**RECORDS PROVIDED:**

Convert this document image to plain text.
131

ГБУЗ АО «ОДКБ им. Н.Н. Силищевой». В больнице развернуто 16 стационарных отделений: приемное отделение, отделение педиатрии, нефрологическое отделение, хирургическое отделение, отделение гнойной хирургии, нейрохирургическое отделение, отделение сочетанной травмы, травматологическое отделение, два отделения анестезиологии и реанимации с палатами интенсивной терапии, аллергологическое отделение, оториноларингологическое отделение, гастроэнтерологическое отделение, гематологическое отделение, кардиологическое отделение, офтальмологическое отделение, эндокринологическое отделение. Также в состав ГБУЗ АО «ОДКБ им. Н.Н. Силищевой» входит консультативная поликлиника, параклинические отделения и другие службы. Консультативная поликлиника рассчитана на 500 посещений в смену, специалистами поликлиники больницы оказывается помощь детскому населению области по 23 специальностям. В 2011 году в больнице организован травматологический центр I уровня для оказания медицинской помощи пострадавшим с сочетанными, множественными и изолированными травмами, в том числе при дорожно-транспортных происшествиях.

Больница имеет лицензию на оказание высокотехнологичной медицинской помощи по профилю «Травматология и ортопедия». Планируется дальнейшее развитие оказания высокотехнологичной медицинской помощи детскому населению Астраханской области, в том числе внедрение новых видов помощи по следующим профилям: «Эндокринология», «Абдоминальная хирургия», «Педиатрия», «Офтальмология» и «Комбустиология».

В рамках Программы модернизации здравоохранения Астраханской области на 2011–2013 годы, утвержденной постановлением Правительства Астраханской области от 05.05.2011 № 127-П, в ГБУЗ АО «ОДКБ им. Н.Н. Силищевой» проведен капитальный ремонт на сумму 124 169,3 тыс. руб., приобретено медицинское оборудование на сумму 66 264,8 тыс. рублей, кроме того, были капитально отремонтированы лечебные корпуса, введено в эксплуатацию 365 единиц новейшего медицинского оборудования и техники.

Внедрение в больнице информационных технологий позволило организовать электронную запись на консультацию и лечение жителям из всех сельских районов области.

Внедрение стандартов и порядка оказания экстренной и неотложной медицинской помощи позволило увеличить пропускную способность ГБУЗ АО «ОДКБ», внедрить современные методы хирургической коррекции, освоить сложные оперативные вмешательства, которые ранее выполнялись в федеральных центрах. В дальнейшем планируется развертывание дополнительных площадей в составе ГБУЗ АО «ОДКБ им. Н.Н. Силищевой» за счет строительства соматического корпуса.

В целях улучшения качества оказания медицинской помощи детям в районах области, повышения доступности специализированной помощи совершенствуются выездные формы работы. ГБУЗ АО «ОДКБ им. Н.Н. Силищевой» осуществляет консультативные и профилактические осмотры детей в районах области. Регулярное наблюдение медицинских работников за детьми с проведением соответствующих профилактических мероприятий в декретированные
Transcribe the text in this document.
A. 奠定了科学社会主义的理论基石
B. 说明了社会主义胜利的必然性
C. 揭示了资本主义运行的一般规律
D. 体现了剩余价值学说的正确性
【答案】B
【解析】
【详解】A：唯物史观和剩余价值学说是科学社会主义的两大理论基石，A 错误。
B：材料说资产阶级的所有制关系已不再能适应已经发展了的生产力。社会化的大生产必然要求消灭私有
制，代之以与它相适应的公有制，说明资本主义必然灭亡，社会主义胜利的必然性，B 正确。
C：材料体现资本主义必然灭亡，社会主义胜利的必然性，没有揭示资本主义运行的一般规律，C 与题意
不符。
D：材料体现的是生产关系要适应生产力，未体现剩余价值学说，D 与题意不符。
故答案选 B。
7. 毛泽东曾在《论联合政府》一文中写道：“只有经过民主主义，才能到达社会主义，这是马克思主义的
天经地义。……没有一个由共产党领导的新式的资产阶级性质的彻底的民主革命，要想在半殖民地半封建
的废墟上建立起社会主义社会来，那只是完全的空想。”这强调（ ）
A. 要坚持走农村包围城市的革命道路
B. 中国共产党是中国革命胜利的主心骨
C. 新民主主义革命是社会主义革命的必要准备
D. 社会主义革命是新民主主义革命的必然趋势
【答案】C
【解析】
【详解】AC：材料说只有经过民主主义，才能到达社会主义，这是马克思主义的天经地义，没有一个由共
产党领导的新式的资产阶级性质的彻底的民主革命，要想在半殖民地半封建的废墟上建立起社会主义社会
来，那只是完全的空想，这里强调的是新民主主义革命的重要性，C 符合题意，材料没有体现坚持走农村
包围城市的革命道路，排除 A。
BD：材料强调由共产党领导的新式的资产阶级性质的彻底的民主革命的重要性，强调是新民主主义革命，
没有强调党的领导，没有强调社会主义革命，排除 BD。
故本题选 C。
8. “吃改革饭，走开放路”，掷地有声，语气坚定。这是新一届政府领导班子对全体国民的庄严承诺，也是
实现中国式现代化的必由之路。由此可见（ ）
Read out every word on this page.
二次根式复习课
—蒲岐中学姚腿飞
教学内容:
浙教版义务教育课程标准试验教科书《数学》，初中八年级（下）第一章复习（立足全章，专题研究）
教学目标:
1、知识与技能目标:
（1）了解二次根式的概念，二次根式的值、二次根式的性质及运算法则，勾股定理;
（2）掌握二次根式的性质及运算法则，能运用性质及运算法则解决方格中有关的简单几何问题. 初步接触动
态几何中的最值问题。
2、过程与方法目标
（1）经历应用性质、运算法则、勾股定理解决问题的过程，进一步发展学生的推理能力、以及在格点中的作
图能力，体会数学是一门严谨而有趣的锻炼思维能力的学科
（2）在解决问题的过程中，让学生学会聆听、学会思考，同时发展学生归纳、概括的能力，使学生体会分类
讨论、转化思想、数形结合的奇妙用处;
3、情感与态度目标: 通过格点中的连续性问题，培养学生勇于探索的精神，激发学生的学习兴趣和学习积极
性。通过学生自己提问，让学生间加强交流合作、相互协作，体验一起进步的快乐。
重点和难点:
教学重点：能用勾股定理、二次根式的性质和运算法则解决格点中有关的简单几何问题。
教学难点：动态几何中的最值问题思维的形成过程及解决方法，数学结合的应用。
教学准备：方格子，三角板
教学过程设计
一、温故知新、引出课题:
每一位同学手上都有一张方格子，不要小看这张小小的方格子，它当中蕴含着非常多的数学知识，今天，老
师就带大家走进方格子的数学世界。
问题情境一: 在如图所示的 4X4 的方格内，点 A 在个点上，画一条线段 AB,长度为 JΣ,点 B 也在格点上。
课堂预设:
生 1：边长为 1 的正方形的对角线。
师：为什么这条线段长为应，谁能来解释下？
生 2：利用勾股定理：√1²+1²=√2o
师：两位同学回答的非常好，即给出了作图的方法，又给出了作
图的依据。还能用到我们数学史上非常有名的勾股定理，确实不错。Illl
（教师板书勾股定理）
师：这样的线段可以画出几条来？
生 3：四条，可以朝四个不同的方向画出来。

**EXERCISE AIM:** Your task is to gather all lines from the entries above that hold the word "document".

**TASK RESULT:**
Convert this document image to plain text.
Transcribe the text in this document.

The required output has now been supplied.